# Request:
Images excluded, repeat each entry below exactly.

# Records:
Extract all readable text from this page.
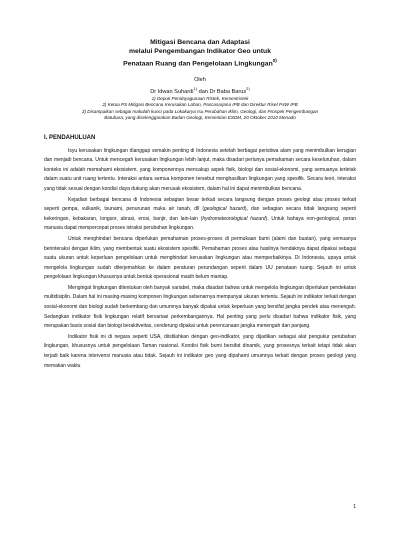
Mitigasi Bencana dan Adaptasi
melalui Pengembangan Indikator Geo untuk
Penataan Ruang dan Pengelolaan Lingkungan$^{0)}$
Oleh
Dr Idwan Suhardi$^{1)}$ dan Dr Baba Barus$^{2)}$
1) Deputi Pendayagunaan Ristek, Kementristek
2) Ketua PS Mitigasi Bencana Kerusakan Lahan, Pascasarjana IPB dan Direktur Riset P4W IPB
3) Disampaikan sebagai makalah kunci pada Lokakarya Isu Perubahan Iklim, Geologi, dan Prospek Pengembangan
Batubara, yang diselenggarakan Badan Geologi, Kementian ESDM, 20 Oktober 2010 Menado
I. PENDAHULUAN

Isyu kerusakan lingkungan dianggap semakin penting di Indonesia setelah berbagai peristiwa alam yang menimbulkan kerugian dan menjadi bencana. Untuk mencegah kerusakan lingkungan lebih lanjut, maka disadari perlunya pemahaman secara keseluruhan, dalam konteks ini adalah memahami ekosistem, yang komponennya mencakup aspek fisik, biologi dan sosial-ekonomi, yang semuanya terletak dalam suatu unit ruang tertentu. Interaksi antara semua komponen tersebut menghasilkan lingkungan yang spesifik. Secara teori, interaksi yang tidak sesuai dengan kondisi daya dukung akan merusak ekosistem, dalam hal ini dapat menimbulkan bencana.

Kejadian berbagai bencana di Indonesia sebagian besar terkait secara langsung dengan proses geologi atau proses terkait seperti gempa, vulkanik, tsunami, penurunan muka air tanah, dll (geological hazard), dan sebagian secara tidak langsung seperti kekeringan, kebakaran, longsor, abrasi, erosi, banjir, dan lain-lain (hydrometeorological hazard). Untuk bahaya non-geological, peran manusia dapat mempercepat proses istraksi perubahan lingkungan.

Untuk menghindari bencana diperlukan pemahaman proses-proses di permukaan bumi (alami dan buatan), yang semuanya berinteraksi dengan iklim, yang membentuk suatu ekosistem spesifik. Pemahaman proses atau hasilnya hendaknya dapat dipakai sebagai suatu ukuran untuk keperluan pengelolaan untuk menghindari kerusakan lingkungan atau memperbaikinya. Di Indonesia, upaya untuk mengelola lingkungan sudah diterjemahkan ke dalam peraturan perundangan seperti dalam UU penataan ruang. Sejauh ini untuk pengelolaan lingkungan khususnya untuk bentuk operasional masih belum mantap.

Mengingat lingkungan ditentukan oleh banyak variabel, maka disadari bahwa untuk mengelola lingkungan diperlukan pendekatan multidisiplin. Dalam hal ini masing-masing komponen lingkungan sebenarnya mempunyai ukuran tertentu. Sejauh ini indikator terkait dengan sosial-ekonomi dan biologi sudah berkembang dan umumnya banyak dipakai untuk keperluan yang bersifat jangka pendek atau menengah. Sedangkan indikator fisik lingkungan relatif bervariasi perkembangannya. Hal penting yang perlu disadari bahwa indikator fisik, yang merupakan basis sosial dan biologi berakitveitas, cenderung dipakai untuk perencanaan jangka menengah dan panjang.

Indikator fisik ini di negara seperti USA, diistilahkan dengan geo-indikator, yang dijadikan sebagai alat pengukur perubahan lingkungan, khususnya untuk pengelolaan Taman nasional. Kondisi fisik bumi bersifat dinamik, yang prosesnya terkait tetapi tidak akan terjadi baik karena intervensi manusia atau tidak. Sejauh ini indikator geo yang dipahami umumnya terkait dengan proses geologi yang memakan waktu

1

# Result for this exercise:
Extract all readable text from this page.
Mitigasi Bencana dan Adaptasi
melalui Pengembangan Indikator Geo untuk
Penataan Ruang dan Pengelolaan Lingkungan$^{0)}$
Oleh
Dr Idwan Suhardi$^{1)}$ dan Dr Baba Barus$^{2)}$
1) Deputi Pendayagunaan Ristek, Kementristek
2) Ketua PS Mitigasi Bencana Kerusakan Lahan, Pascasarjana IPB dan Direktur Riset P4W IPB
3) Disampaikan sebagai makalah kunci pada Lokakarya Isu Perubahan Iklim, Geologi, dan Prospek Pengembangan
Batubara, yang diselenggarakan Badan Geologi, Kementian ESDM, 20 Oktober 2010 Menado
I. PENDAHULUAN

Isyu kerusakan lingkungan dianggap semakin penting di Indonesia setelah berbagai peristiwa alam yang menimbulkan kerugian dan menjadi bencana. Untuk mencegah kerusakan lingkungan lebih lanjut, maka disadari perlunya pemahaman secara keseluruhan, dalam konteks ini adalah memahami ekosistem, yang komponennya mencakup aspek fisik, biologi dan sosial-ekonomi, yang semuanya terletak dalam suatu unit ruang tertentu. Interaksi antara semua komponen tersebut menghasilkan lingkungan yang spesifik. Secara teori, interaksi yang tidak sesuai dengan kondisi daya dukung akan merusak ekosistem, dalam hal ini dapat menimbulkan bencana.

Kejadian berbagai bencana di Indonesia sebagian besar terkait secara langsung dengan proses geologi atau proses terkait seperti gempa, vulkanik, tsunami, penurunan muka air tanah, dll (geological hazard), dan sebagian secara tidak langsung seperti kekeringan, kebakaran, longsor, abrasi, erosi, banjir, dan lain-lain (hydrometeorological hazard). Untuk bahaya non-geological, peran manusia dapat mempercepat proses istraksi perubahan lingkungan.

Untuk menghindari bencana diperlukan pemahaman proses-proses di permukaan bumi (alami dan buatan), yang semuanya berinteraksi dengan iklim, yang membentuk suatu ekosistem spesifik. Pemahaman proses atau hasilnya hendaknya dapat dipakai sebagai suatu ukuran untuk keperluan pengelolaan untuk menghindari kerusakan lingkungan atau memperbaikinya. Di Indonesia, upaya untuk mengelola lingkungan sudah diterjemahkan ke dalam peraturan perundangan seperti dalam UU penataan ruang. Sejauh ini untuk pengelolaan lingkungan khususnya untuk bentuk operasional masih belum mantap.

Mengingat lingkungan ditentukan oleh banyak variabel, maka disadari bahwa untuk mengelola lingkungan diperlukan pendekatan multidisiplin. Dalam hal ini masing-masing komponen lingkungan sebenarnya mempunyai ukuran tertentu. Sejauh ini indikator terkait dengan sosial-ekonomi dan biologi sudah berkembang dan umumnya banyak dipakai untuk keperluan yang bersifat jangka pendek atau menengah. Sedangkan indikator fisik lingkungan relatif bervariasi perkembangannya. Hal penting yang perlu disadari bahwa indikator fisik, yang merupakan basis sosial dan biologi berakitveitas, cenderung dipakai untuk perencanaan jangka menengah dan panjang.

Indikator fisik ini di negara seperti USA, diistilahkan dengan geo-indikator, yang dijadikan sebagai alat pengukur perubahan lingkungan, khususnya untuk pengelolaan Taman nasional. Kondisi fisik bumi bersifat dinamik, yang prosesnya terkait tetapi tidak akan terjadi baik karena intervensi manusia atau tidak. Sejauh ini indikator geo yang dipahami umumnya terkait dengan proses geologi yang memakan waktu

1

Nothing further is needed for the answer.